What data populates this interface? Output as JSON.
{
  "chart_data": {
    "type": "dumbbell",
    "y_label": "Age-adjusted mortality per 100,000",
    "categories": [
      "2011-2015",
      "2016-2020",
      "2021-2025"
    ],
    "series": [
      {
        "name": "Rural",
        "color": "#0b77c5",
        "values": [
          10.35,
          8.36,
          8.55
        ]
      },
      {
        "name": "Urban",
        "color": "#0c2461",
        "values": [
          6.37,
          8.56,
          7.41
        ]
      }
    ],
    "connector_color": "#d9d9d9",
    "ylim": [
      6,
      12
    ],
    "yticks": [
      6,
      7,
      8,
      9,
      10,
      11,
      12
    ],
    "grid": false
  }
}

--

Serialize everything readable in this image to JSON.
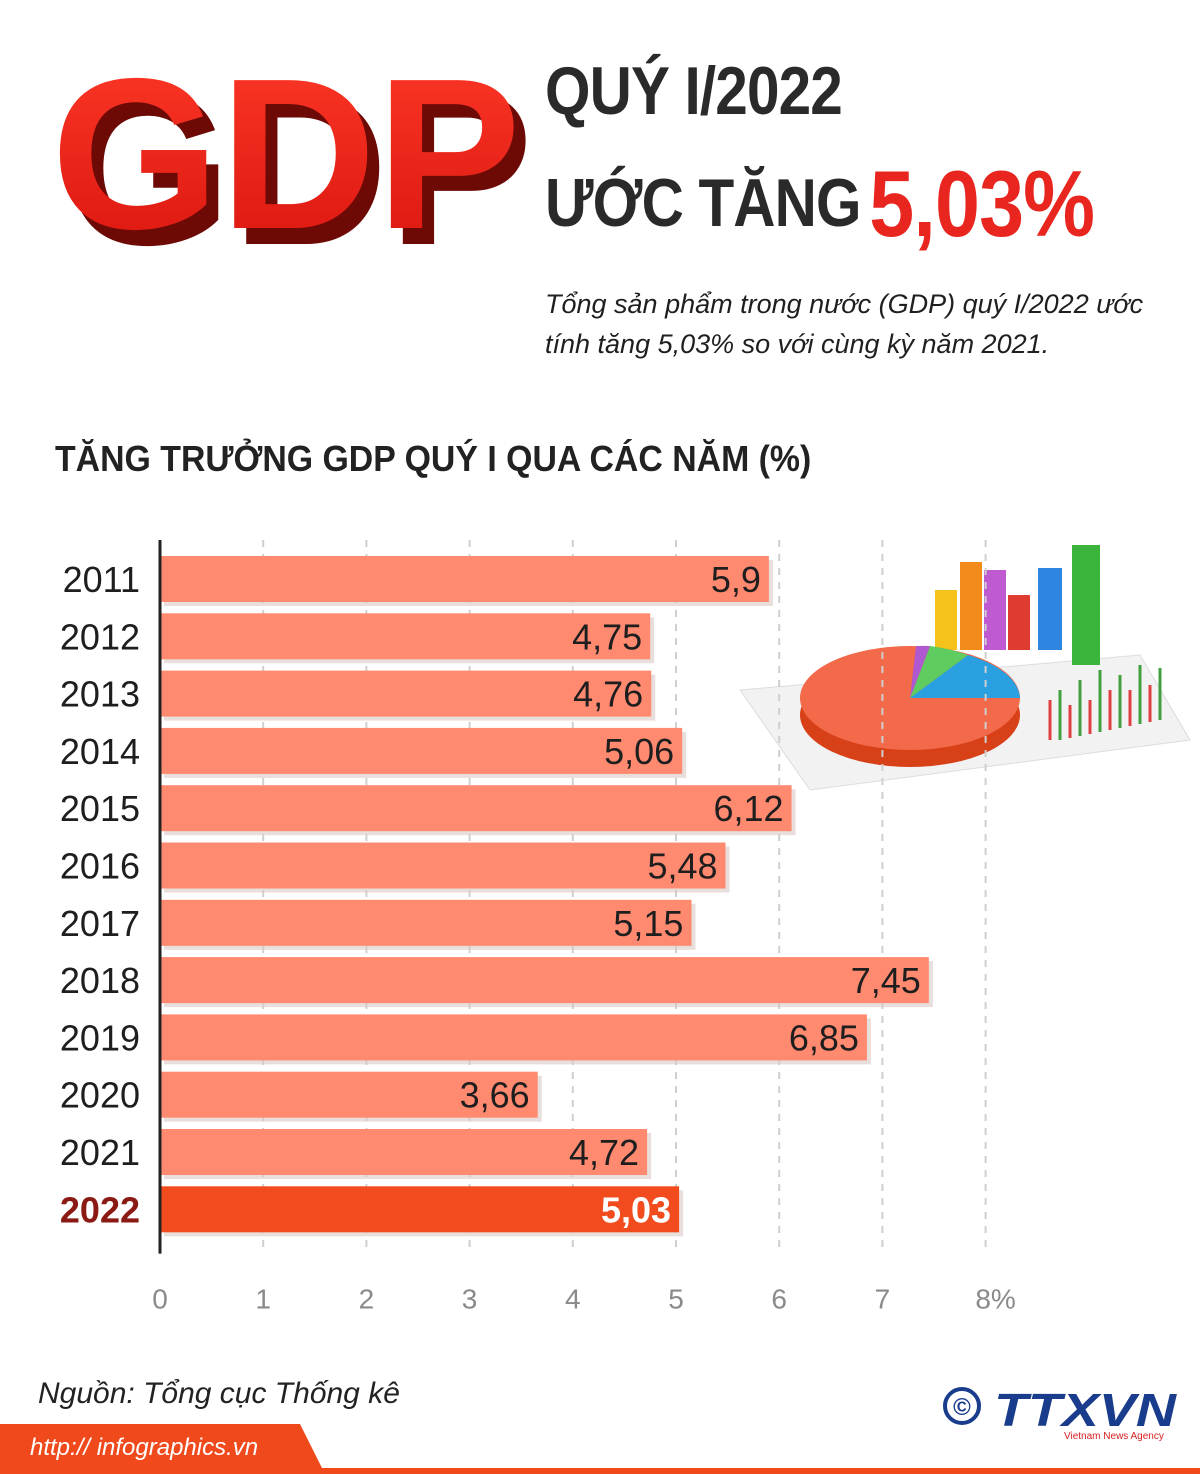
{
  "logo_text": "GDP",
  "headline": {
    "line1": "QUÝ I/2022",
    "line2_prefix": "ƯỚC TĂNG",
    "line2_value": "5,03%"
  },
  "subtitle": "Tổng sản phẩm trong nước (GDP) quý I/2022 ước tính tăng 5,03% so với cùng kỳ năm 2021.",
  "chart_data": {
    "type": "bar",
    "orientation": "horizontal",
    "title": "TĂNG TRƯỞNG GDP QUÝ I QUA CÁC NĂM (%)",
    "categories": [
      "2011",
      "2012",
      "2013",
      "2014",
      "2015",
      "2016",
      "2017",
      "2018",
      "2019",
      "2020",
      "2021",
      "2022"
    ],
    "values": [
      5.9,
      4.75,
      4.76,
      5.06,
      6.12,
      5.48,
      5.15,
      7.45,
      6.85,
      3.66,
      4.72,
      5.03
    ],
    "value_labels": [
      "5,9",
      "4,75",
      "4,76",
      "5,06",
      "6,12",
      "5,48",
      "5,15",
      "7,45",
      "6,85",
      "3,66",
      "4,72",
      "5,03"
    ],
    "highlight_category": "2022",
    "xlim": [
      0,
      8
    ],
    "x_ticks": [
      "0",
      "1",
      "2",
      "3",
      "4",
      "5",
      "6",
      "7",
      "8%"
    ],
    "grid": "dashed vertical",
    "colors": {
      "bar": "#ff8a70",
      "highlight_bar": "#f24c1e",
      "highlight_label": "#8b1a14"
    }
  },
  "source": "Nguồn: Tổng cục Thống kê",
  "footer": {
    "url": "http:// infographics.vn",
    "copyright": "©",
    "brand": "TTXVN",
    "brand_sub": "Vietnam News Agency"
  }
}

---

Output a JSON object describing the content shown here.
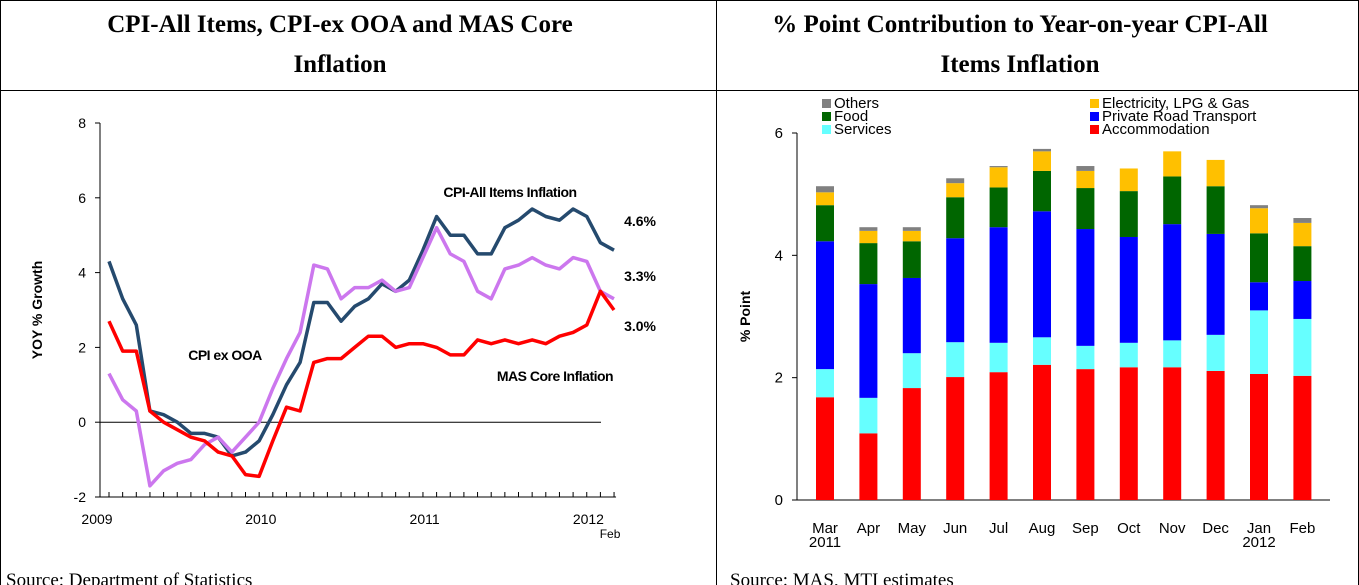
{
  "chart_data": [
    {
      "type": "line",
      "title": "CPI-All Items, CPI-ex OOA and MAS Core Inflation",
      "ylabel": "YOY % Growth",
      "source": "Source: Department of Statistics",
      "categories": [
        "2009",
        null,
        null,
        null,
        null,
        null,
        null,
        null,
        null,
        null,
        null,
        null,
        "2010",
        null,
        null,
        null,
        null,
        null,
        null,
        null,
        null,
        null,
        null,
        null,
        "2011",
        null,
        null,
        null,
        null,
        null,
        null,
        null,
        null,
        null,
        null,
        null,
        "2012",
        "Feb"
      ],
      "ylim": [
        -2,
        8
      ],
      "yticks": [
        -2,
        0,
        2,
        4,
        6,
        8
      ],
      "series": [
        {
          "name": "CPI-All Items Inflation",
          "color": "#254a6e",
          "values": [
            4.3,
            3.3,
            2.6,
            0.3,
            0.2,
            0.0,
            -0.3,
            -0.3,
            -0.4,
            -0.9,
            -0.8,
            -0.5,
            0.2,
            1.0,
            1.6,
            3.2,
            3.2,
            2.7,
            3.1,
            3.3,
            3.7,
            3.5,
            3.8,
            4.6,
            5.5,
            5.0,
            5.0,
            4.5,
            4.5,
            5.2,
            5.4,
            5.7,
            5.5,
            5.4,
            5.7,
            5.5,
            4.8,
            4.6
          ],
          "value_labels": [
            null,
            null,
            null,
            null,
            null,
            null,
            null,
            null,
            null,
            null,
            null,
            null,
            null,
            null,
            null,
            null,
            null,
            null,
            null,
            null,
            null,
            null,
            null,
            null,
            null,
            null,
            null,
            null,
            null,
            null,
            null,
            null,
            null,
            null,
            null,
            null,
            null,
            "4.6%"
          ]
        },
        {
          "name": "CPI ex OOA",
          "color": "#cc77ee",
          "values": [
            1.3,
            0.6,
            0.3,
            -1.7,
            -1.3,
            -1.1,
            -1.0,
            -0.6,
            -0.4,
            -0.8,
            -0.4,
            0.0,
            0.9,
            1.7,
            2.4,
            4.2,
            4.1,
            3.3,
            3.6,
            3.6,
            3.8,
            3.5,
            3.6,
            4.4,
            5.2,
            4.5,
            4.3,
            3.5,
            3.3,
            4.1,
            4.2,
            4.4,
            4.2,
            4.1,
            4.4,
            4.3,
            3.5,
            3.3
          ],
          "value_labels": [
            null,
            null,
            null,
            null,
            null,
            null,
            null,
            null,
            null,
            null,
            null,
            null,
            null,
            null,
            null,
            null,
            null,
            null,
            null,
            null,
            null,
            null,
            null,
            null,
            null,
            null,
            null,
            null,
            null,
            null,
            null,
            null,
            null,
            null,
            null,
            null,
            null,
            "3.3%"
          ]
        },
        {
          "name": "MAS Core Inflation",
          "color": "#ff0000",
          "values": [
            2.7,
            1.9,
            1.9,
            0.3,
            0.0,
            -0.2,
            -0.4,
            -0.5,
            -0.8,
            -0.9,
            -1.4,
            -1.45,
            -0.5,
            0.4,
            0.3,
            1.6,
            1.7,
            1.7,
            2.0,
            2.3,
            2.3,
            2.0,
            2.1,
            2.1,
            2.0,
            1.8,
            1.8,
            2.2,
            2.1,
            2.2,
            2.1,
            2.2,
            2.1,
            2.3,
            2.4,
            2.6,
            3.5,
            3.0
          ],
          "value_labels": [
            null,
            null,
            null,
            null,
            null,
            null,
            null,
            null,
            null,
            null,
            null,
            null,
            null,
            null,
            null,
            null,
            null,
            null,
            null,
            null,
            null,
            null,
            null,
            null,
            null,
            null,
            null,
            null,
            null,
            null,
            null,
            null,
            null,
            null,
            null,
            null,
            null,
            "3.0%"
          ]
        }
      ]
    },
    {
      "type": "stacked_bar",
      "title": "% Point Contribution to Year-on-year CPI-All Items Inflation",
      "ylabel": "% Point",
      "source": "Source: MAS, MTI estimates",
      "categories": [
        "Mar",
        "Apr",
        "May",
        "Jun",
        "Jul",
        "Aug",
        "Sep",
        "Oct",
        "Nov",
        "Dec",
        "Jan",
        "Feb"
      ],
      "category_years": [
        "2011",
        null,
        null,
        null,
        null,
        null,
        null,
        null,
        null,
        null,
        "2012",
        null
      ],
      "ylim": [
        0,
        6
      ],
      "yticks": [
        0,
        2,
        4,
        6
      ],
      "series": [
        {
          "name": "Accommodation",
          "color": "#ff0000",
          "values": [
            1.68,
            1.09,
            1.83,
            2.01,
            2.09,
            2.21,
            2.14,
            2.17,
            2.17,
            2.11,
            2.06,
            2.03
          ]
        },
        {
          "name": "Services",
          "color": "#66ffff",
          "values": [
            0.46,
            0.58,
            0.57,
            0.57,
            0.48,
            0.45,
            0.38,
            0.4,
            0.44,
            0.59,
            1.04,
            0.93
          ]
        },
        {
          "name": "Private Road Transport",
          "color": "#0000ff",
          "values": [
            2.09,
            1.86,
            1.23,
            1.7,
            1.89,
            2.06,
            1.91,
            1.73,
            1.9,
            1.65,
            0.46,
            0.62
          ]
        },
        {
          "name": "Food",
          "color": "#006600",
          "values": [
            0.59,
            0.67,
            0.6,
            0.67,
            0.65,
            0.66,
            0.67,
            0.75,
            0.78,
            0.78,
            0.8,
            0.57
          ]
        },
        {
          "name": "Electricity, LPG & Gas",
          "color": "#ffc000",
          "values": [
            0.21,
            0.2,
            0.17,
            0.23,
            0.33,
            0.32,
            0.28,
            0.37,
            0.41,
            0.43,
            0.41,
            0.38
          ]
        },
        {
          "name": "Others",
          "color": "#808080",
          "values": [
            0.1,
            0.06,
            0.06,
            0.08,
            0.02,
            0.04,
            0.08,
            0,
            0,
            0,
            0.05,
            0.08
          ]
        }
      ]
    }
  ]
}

REQUIRED TASK: Gather up every line in the data above that contains the word "Items", copying each one.

RESULT BELOW:
      "title": "CPI-All Items, CPI-ex OOA and MAS Core Inflation",
          "name": "CPI-All Items Inflation",
      "title": "% Point Contribution to Year-on-year CPI-All Items Inflation",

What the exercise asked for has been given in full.